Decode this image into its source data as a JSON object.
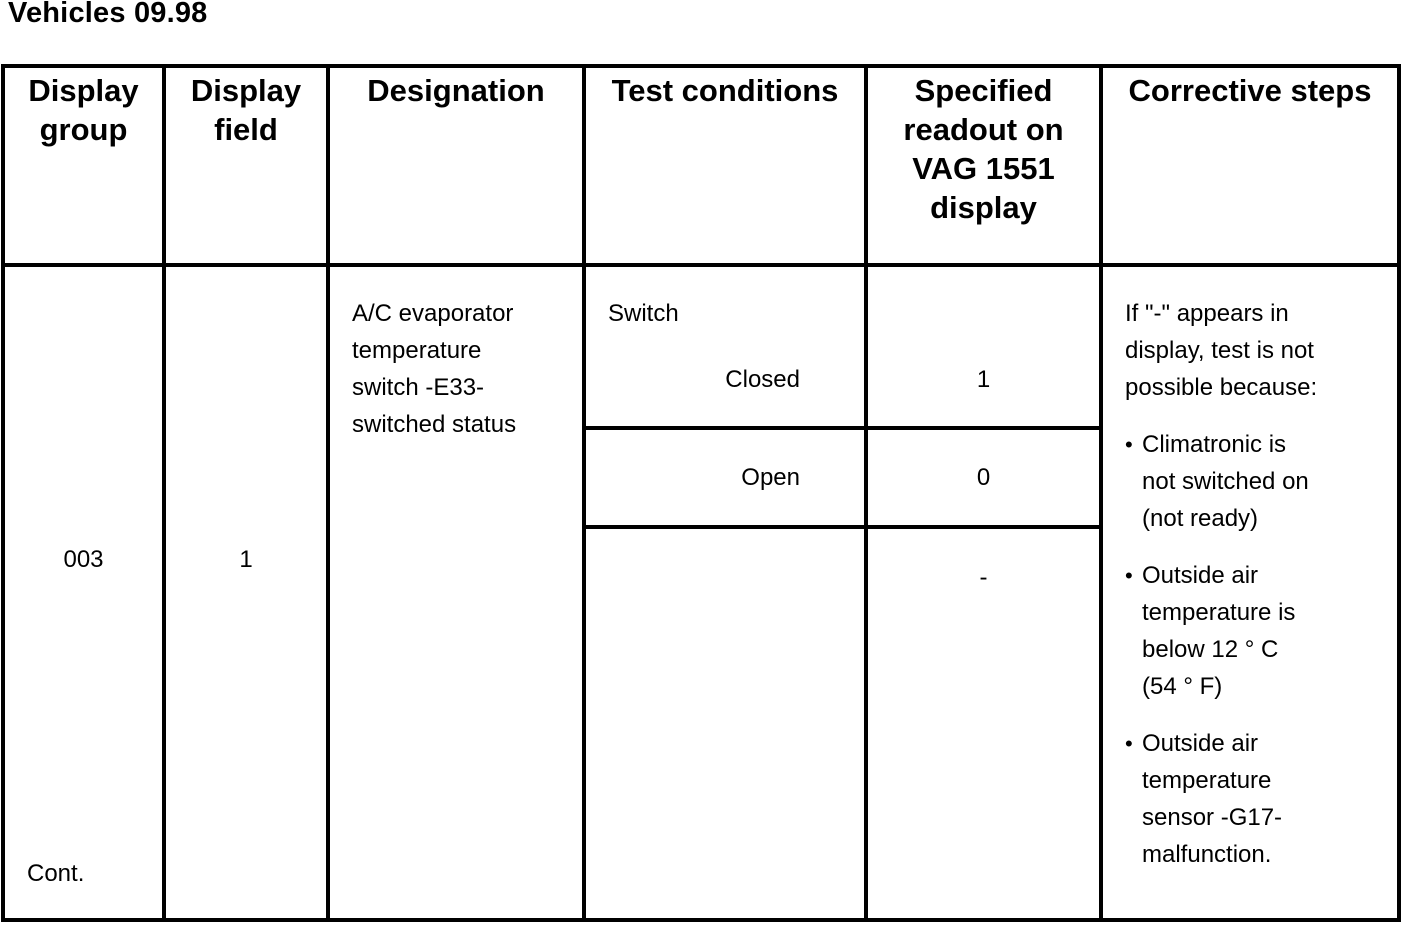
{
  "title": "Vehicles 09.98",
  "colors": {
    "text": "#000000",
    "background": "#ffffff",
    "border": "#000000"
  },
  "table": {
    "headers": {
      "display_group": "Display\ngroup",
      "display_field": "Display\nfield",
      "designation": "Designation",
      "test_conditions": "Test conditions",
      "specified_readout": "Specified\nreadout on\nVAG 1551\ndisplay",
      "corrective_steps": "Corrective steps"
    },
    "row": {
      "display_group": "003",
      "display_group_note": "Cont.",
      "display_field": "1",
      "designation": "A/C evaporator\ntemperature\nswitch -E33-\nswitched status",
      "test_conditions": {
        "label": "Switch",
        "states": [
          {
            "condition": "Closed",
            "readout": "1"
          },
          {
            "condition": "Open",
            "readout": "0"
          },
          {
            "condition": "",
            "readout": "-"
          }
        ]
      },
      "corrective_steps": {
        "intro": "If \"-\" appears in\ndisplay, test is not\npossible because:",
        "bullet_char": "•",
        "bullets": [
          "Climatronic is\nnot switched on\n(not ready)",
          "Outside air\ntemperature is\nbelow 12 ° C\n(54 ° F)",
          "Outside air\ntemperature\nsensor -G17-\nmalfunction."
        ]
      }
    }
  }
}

────────────────────

▶ **WHAT YOU NEED TO DO**
Do not include the images; transcribe the rest of the listing exactly.

▶ **ANSWER TO THIS PROBLEM**
Decode this image into its source data as a JSON object.
{
  "title": "Vehicles 09.98",
  "colors": {
    "text": "#000000",
    "background": "#ffffff",
    "border": "#000000"
  },
  "table": {
    "headers": {
      "display_group": "Display\ngroup",
      "display_field": "Display\nfield",
      "designation": "Designation",
      "test_conditions": "Test conditions",
      "specified_readout": "Specified\nreadout on\nVAG 1551\ndisplay",
      "corrective_steps": "Corrective steps"
    },
    "row": {
      "display_group": "003",
      "display_group_note": "Cont.",
      "display_field": "1",
      "designation": "A/C evaporator\ntemperature\nswitch -E33-\nswitched status",
      "test_conditions": {
        "label": "Switch",
        "states": [
          {
            "condition": "Closed",
            "readout": "1"
          },
          {
            "condition": "Open",
            "readout": "0"
          },
          {
            "condition": "",
            "readout": "-"
          }
        ]
      },
      "corrective_steps": {
        "intro": "If \"-\" appears in\ndisplay, test is not\npossible because:",
        "bullet_char": "•",
        "bullets": [
          "Climatronic is\nnot switched on\n(not ready)",
          "Outside air\ntemperature is\nbelow 12 ° C\n(54 ° F)",
          "Outside air\ntemperature\nsensor -G17-\nmalfunction."
        ]
      }
    }
  }
}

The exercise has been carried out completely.